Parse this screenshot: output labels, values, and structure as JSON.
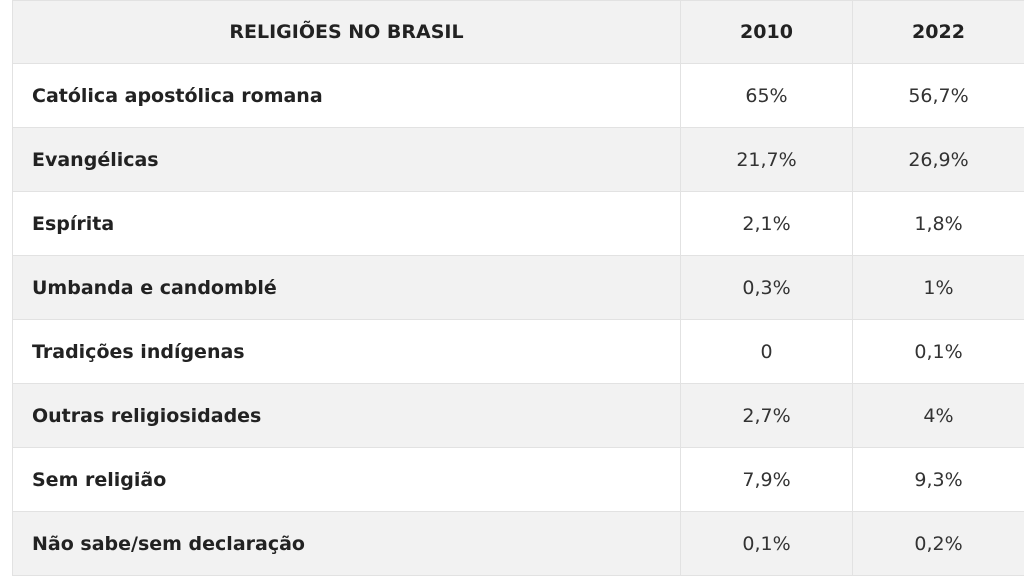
{
  "table": {
    "header": [
      "RELIGIÕES NO BRASIL",
      "2010",
      "2022"
    ],
    "rows": [
      [
        "Católica apostólica romana",
        "65%",
        "56,7%"
      ],
      [
        "Evangélicas",
        "21,7%",
        "26,9%"
      ],
      [
        "Espírita",
        "2,1%",
        "1,8%"
      ],
      [
        "Umbanda e candomblé",
        "0,3%",
        "1%"
      ],
      [
        "Tradições indígenas",
        "0",
        "0,1%"
      ],
      [
        "Outras religiosidades",
        "2,7%",
        "4%"
      ],
      [
        "Sem religião",
        "7,9%",
        "9,3%"
      ],
      [
        "Não sabe/sem declaração",
        "0,1%",
        "0,2%"
      ]
    ]
  }
}
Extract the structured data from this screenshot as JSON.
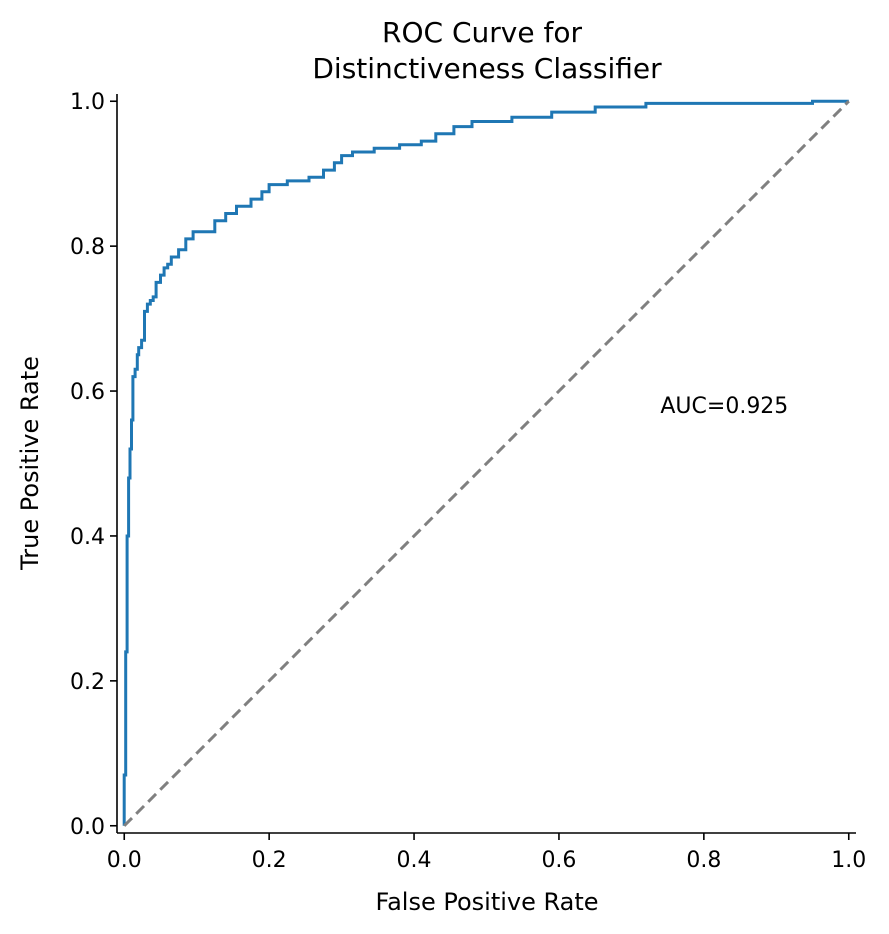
{
  "chart_data": {
    "type": "line",
    "title_lines": [
      "ROC Curve for",
      "Distinctiveness Classifier"
    ],
    "xlabel": "False Positive Rate",
    "ylabel": "True Positive Rate",
    "xlim": [
      -0.01,
      1.01
    ],
    "ylim": [
      -0.01,
      1.01
    ],
    "xticks": [
      0.0,
      0.2,
      0.4,
      0.6,
      0.8,
      1.0
    ],
    "yticks": [
      0.0,
      0.2,
      0.4,
      0.6,
      0.8,
      1.0
    ],
    "xtick_labels": [
      "0.0",
      "0.2",
      "0.4",
      "0.6",
      "0.8",
      "1.0"
    ],
    "ytick_labels": [
      "0.0",
      "0.2",
      "0.4",
      "0.6",
      "0.8",
      "1.0"
    ],
    "grid": false,
    "annotation": {
      "text": "AUC=0.925",
      "x": 0.74,
      "y": 0.57
    },
    "series": [
      {
        "kind": "step",
        "color": "#1f77b4",
        "x": [
          0.0,
          0.0,
          0.002,
          0.002,
          0.004,
          0.004,
          0.006,
          0.006,
          0.008,
          0.008,
          0.01,
          0.01,
          0.012,
          0.012,
          0.015,
          0.015,
          0.018,
          0.018,
          0.02,
          0.02,
          0.024,
          0.024,
          0.028,
          0.028,
          0.032,
          0.032,
          0.036,
          0.036,
          0.04,
          0.04,
          0.044,
          0.044,
          0.05,
          0.05,
          0.055,
          0.055,
          0.06,
          0.06,
          0.065,
          0.065,
          0.075,
          0.075,
          0.085,
          0.085,
          0.095,
          0.095,
          0.125,
          0.125,
          0.14,
          0.14,
          0.155,
          0.155,
          0.175,
          0.175,
          0.19,
          0.19,
          0.2,
          0.2,
          0.225,
          0.225,
          0.255,
          0.255,
          0.275,
          0.275,
          0.29,
          0.29,
          0.3,
          0.3,
          0.315,
          0.315,
          0.345,
          0.345,
          0.38,
          0.38,
          0.41,
          0.41,
          0.43,
          0.43,
          0.455,
          0.455,
          0.48,
          0.48,
          0.535,
          0.535,
          0.59,
          0.59,
          0.65,
          0.65,
          0.72,
          0.72,
          0.95,
          0.95,
          1.0
        ],
        "y": [
          0.0,
          0.07,
          0.07,
          0.24,
          0.24,
          0.4,
          0.4,
          0.48,
          0.48,
          0.52,
          0.52,
          0.56,
          0.56,
          0.62,
          0.62,
          0.63,
          0.63,
          0.65,
          0.65,
          0.66,
          0.66,
          0.67,
          0.67,
          0.71,
          0.71,
          0.72,
          0.72,
          0.725,
          0.725,
          0.73,
          0.73,
          0.75,
          0.75,
          0.76,
          0.76,
          0.77,
          0.77,
          0.775,
          0.775,
          0.785,
          0.785,
          0.795,
          0.795,
          0.81,
          0.81,
          0.82,
          0.82,
          0.835,
          0.835,
          0.845,
          0.845,
          0.855,
          0.855,
          0.865,
          0.865,
          0.875,
          0.875,
          0.885,
          0.885,
          0.89,
          0.89,
          0.895,
          0.895,
          0.905,
          0.905,
          0.915,
          0.915,
          0.925,
          0.925,
          0.93,
          0.93,
          0.935,
          0.935,
          0.94,
          0.94,
          0.945,
          0.945,
          0.955,
          0.955,
          0.965,
          0.965,
          0.972,
          0.972,
          0.978,
          0.978,
          0.985,
          0.985,
          0.992,
          0.992,
          0.997,
          0.997,
          1.0,
          1.0
        ]
      },
      {
        "kind": "diagonal",
        "color": "#808080",
        "dashed": true,
        "x": [
          0.0,
          1.0
        ],
        "y": [
          0.0,
          1.0
        ]
      }
    ]
  }
}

= TASK =
Output the records above exactly; leave out the pictures.

= OUTPUT =
Parse this screenshot: output labels, values, and structure as JSON.
{
  "table": {
    "header": [
      "RELIGIÕES NO BRASIL",
      "2010",
      "2022"
    ],
    "rows": [
      [
        "Católica apostólica romana",
        "65%",
        "56,7%"
      ],
      [
        "Evangélicas",
        "21,7%",
        "26,9%"
      ],
      [
        "Espírita",
        "2,1%",
        "1,8%"
      ],
      [
        "Umbanda e candomblé",
        "0,3%",
        "1%"
      ],
      [
        "Tradições indígenas",
        "0",
        "0,1%"
      ],
      [
        "Outras religiosidades",
        "2,7%",
        "4%"
      ],
      [
        "Sem religião",
        "7,9%",
        "9,3%"
      ],
      [
        "Não sabe/sem declaração",
        "0,1%",
        "0,2%"
      ]
    ]
  }
}
Extract the structured data from this screenshot as JSON.
{
  "chart_data": {
    "type": "line",
    "title_lines": [
      "ROC Curve for",
      "Distinctiveness Classifier"
    ],
    "xlabel": "False Positive Rate",
    "ylabel": "True Positive Rate",
    "xlim": [
      -0.01,
      1.01
    ],
    "ylim": [
      -0.01,
      1.01
    ],
    "xticks": [
      0.0,
      0.2,
      0.4,
      0.6,
      0.8,
      1.0
    ],
    "yticks": [
      0.0,
      0.2,
      0.4,
      0.6,
      0.8,
      1.0
    ],
    "xtick_labels": [
      "0.0",
      "0.2",
      "0.4",
      "0.6",
      "0.8",
      "1.0"
    ],
    "ytick_labels": [
      "0.0",
      "0.2",
      "0.4",
      "0.6",
      "0.8",
      "1.0"
    ],
    "grid": false,
    "annotation": {
      "text": "AUC=0.925",
      "x": 0.74,
      "y": 0.57
    },
    "series": [
      {
        "kind": "step",
        "color": "#1f77b4",
        "x": [
          0.0,
          0.0,
          0.002,
          0.002,
          0.004,
          0.004,
          0.006,
          0.006,
          0.008,
          0.008,
          0.01,
          0.01,
          0.012,
          0.012,
          0.015,
          0.015,
          0.018,
          0.018,
          0.02,
          0.02,
          0.024,
          0.024,
          0.028,
          0.028,
          0.032,
          0.032,
          0.036,
          0.036,
          0.04,
          0.04,
          0.044,
          0.044,
          0.05,
          0.05,
          0.055,
          0.055,
          0.06,
          0.06,
          0.065,
          0.065,
          0.075,
          0.075,
          0.085,
          0.085,
          0.095,
          0.095,
          0.125,
          0.125,
          0.14,
          0.14,
          0.155,
          0.155,
          0.175,
          0.175,
          0.19,
          0.19,
          0.2,
          0.2,
          0.225,
          0.225,
          0.255,
          0.255,
          0.275,
          0.275,
          0.29,
          0.29,
          0.3,
          0.3,
          0.315,
          0.315,
          0.345,
          0.345,
          0.38,
          0.38,
          0.41,
          0.41,
          0.43,
          0.43,
          0.455,
          0.455,
          0.48,
          0.48,
          0.535,
          0.535,
          0.59,
          0.59,
          0.65,
          0.65,
          0.72,
          0.72,
          0.95,
          0.95,
          1.0
        ],
        "y": [
          0.0,
          0.07,
          0.07,
          0.24,
          0.24,
          0.4,
          0.4,
          0.48,
          0.48,
          0.52,
          0.52,
          0.56,
          0.56,
          0.62,
          0.62,
          0.63,
          0.63,
          0.65,
          0.65,
          0.66,
          0.66,
          0.67,
          0.67,
          0.71,
          0.71,
          0.72,
          0.72,
          0.725,
          0.725,
          0.73,
          0.73,
          0.75,
          0.75,
          0.76,
          0.76,
          0.77,
          0.77,
          0.775,
          0.775,
          0.785,
          0.785,
          0.795,
          0.795,
          0.81,
          0.81,
          0.82,
          0.82,
          0.835,
          0.835,
          0.845,
          0.845,
          0.855,
          0.855,
          0.865,
          0.865,
          0.875,
          0.875,
          0.885,
          0.885,
          0.89,
          0.89,
          0.895,
          0.895,
          0.905,
          0.905,
          0.915,
          0.915,
          0.925,
          0.925,
          0.93,
          0.93,
          0.935,
          0.935,
          0.94,
          0.94,
          0.945,
          0.945,
          0.955,
          0.955,
          0.965,
          0.965,
          0.972,
          0.972,
          0.978,
          0.978,
          0.985,
          0.985,
          0.992,
          0.992,
          0.997,
          0.997,
          1.0,
          1.0
        ]
      },
      {
        "kind": "diagonal",
        "color": "#808080",
        "dashed": true,
        "x": [
          0.0,
          1.0
        ],
        "y": [
          0.0,
          1.0
        ]
      }
    ]
  }
}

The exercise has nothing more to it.